▼▼▼

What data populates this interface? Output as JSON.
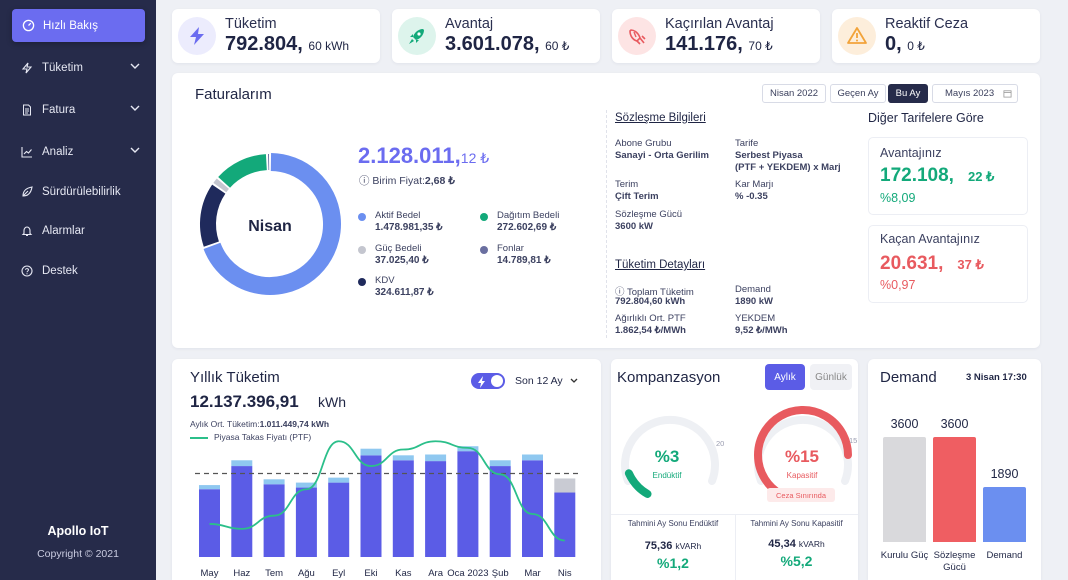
{
  "sidebar": {
    "active": "Hızlı Bakış",
    "items": [
      {
        "label": "Tüketim",
        "icon": "bolt-icon",
        "expandable": true
      },
      {
        "label": "Fatura",
        "icon": "document-icon",
        "expandable": true
      },
      {
        "label": "Analiz",
        "icon": "chart-icon",
        "expandable": true
      },
      {
        "label": "Sürdürülebilirlik",
        "icon": "leaf-icon",
        "expandable": false
      },
      {
        "label": "Alarmlar",
        "icon": "bell-icon",
        "expandable": false
      },
      {
        "label": "Destek",
        "icon": "help-icon",
        "expandable": false
      }
    ],
    "brand": "Apollo IoT",
    "copyright": "Copyright © 2021"
  },
  "kpis": [
    {
      "label": "Tüketim",
      "value": "792.804,",
      "decimal": "60 kWh",
      "icon": "lightning-icon",
      "color": "#6b6cf0"
    },
    {
      "label": "Avantaj",
      "value": "3.601.078,",
      "decimal": "60 ₺",
      "icon": "rocket-icon",
      "color": "#13a97a"
    },
    {
      "label": "Kaçırılan Avantaj",
      "value": "141.176,",
      "decimal": "70 ₺",
      "icon": "broken-rocket-icon",
      "color": "#e85a5f"
    },
    {
      "label": "Reaktif Ceza",
      "value": "0,",
      "decimal": "0 ₺",
      "icon": "warning-icon",
      "color": "#f2a33a"
    }
  ],
  "invoices": {
    "title": "Faturalarım",
    "periods": [
      "Nisan 2022",
      "Geçen Ay",
      "Bu Ay"
    ],
    "active_period": "Bu Ay",
    "date_field": "Mayıs 2023",
    "donut_center": "Nisan",
    "total_main": "2.128.011,",
    "total_dec": "12 ₺",
    "unit_price_label": "Birim Fiyat:",
    "unit_price": "2,68 ₺",
    "legend": [
      {
        "label": "Aktif Bedel",
        "value": "1.478.981,35 ₺",
        "color": "#6b8ff0"
      },
      {
        "label": "Dağıtım Bedeli",
        "value": "272.602,69 ₺",
        "color": "#13a97a"
      },
      {
        "label": "Güç Bedeli",
        "value": "37.025,40 ₺",
        "color": "#c4c6cf"
      },
      {
        "label": "Fonlar",
        "value": "14.789,81 ₺",
        "color": "#6a6fa0"
      },
      {
        "label": "KDV",
        "value": "324.611,87 ₺",
        "color": "#1f2a5c"
      }
    ]
  },
  "contract": {
    "title": "Sözleşme Bilgileri",
    "abone_label": "Abone Grubu",
    "abone_value": "Sanayi - Orta Gerilim",
    "tarife_label": "Tarife",
    "tarife_value": "Serbest Piyasa",
    "tarife_sub": "(PTF + YEKDEM) x Marj",
    "terim_label": "Terim",
    "terim_value": "Çift Terim",
    "kar_label": "Kar Marjı",
    "kar_value": "% -0.35",
    "guc_label": "Sözleşme Gücü",
    "guc_value": "3600 kW"
  },
  "consumption_details": {
    "title": "Tüketim Detayları",
    "toplam_label": "Toplam Tüketim",
    "toplam_value": "792.804,60 kWh",
    "demand_label": "Demand",
    "demand_value": "1890 kW",
    "ptf_label": "Ağırlıklı Ort. PTF",
    "ptf_value": "1.862,54 ₺/MWh",
    "yekdem_label": "YEKDEM",
    "yekdem_value": "9,52 ₺/MWh"
  },
  "other_tariffs": {
    "title": "Diğer Tarifelere Göre",
    "adv_label": "Avantajınız",
    "adv_main": "172.108,",
    "adv_dec": "22 ₺",
    "adv_pct": "%8,09",
    "miss_label": "Kaçan Avantajınız",
    "miss_main": "20.631,",
    "miss_dec": "37 ₺",
    "miss_pct": "%0,97"
  },
  "yearly": {
    "title": "Yıllık Tüketim",
    "period": "Son 12 Ay",
    "total": "12.137.396,91",
    "unit": "kWh",
    "avg_label": "Aylık Ort. Tüketim:",
    "avg_value": "1.011.449,74 kWh",
    "ptf_legend": "Piyasa Takas Fiyatı (PTF)"
  },
  "chart_data": {
    "type": "bar",
    "categories": [
      "May",
      "Haz",
      "Tem",
      "Ağu",
      "Eyl",
      "Eki",
      "Kas",
      "Ara",
      "Oca 2023",
      "Şub",
      "Mar",
      "Nis"
    ],
    "series": [
      {
        "values": [
          0.82,
          1.1,
          0.88,
          0.84,
          0.9,
          1.23,
          1.17,
          1.16,
          1.28,
          1.1,
          1.17,
          0.78
        ]
      },
      {
        "values": [
          0.05,
          0.07,
          0.06,
          0.06,
          0.06,
          0.08,
          0.06,
          0.08,
          0.06,
          0.07,
          0.07,
          0.17
        ]
      },
      {
        "values": [
          0.4,
          0.34,
          0.5,
          0.82,
          1.4,
          1.1,
          1.3,
          1.4,
          1.32,
          1.0,
          0.52,
          0.2
        ]
      }
    ],
    "reference_line": 1.01,
    "ylim": [
      0,
      1.5
    ],
    "colors": {
      "bar": "#5b5ce6",
      "cap": "#8fc8f0",
      "cap_last": "#c9cbd3",
      "line": "#2bbf8a",
      "ref": "#555"
    }
  },
  "compensation": {
    "title": "Kompanzasyon",
    "tabs": [
      "Aylık",
      "Günlük"
    ],
    "active_tab": "Aylık",
    "g1_value": "%3",
    "g1_label": "Endüktif",
    "g1_max": "20",
    "g1_fraction": 0.15,
    "g2_value": "%15",
    "g2_label": "Kapasitif",
    "g2_max": "15",
    "g2_fraction": 1.0,
    "g2_note": "Ceza Sınırında",
    "est1_label": "Tahmini Ay Sonu Endüktif",
    "est1_value": "75,36",
    "est1_unit": "kVARh",
    "est1_pct": "%1,2",
    "est2_label": "Tahmini Ay Sonu Kapasitif",
    "est2_value": "45,34",
    "est2_unit": "kVARh",
    "est2_pct": "%5,2"
  },
  "demand": {
    "title": "Demand",
    "date": "3 Nisan 17:30",
    "bars": [
      {
        "label": "Kurulu Güç",
        "value": 3600,
        "text": "3600",
        "color": "#d9d9dc"
      },
      {
        "label": "Sözleşme Gücü",
        "value": 3600,
        "text": "3600",
        "color": "#ef5e62"
      },
      {
        "label": "Demand",
        "value": 1890,
        "text": "1890",
        "color": "#6b8ff0"
      }
    ]
  }
}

▲▲▲

• **AIM OF THE EXERCISE**
Pick out the lines above that hold the string "Ceza" and show them.

• **FINAL RESULT**
      "label": "Reaktif Ceza",
    "g2_note": "Ceza Sınırında",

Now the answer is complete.